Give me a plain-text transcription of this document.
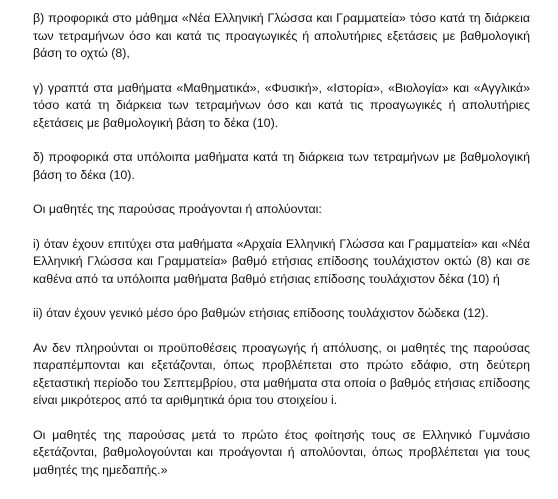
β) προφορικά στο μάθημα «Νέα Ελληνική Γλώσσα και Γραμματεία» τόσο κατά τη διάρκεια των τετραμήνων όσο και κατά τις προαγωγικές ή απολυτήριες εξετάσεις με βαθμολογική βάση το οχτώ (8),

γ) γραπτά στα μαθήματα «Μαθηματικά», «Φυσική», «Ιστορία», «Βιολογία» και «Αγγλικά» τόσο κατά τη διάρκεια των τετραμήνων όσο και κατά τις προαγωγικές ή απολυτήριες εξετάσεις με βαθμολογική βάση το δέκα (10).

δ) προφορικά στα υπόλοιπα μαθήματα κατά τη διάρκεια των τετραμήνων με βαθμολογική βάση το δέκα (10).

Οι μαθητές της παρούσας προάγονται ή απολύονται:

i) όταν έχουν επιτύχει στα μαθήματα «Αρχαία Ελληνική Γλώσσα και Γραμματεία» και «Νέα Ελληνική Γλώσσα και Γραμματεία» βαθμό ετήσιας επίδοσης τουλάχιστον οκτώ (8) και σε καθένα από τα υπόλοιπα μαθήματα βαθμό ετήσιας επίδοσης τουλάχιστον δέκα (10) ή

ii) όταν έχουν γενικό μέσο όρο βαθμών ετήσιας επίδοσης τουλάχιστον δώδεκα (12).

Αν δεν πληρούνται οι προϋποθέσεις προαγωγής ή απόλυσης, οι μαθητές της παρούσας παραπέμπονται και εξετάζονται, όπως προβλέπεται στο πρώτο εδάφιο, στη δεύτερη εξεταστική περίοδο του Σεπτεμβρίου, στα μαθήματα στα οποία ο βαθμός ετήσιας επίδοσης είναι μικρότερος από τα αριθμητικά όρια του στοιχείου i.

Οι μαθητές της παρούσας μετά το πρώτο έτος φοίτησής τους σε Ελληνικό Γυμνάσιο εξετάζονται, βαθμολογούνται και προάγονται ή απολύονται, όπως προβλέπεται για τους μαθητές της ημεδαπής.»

* * *

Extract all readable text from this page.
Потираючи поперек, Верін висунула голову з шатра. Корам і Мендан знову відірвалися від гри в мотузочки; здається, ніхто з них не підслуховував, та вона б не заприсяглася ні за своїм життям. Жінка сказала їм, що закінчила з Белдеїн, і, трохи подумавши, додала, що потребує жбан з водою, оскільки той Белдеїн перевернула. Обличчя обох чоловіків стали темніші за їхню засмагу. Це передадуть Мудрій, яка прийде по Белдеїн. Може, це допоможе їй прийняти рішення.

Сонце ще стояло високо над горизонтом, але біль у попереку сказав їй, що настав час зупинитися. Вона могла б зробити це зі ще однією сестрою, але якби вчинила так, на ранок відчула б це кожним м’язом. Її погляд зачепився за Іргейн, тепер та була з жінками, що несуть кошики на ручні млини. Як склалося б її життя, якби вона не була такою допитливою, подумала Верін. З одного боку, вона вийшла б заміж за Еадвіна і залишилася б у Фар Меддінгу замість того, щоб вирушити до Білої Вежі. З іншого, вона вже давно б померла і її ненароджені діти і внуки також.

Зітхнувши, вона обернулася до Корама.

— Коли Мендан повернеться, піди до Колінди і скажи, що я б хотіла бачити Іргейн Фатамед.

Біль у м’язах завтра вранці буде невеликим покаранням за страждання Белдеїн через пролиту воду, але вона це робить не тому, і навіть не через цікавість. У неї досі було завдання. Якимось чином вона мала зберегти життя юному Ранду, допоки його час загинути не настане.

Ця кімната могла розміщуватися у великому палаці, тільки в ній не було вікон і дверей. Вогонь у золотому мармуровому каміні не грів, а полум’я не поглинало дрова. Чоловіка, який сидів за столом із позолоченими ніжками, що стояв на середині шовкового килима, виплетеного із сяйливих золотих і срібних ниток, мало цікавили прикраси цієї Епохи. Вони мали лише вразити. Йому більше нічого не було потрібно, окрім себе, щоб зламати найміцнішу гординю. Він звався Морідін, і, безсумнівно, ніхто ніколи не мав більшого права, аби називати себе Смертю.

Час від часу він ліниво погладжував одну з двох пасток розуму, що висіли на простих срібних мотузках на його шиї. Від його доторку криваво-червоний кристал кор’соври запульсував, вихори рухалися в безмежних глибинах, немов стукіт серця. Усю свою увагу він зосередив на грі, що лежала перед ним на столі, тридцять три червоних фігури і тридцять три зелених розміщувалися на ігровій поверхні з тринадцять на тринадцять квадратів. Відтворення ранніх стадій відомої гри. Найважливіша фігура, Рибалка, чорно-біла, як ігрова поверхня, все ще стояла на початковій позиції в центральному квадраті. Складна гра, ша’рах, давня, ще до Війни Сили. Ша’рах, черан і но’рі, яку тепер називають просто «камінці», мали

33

Exercise — In the entries above, find lines with "όπως" and copy each.

Exercise result —
Αν δεν πληρούνται οι προϋποθέσεις προαγωγής ή απόλυσης, οι μαθητές της παρούσας παραπέμπονται και εξετάζονται, όπως προβλέπεται στο πρώτο εδάφιο, στη δεύτερη εξεταστική περίοδο του Σεπτεμβρίου, στα μαθήματα στα οποία ο βαθμός ετήσιας επίδοσης είναι μικρότερος από τα αριθμητικά όρια του στοιχείου i.
Οι μαθητές της παρούσας μετά το πρώτο έτος φοίτησής τους σε Ελληνικό Γυμνάσιο εξετάζονται, βαθμολογούνται και προάγονται ή απολύονται, όπως προβλέπεται για τους μαθητές της ημεδαπής.»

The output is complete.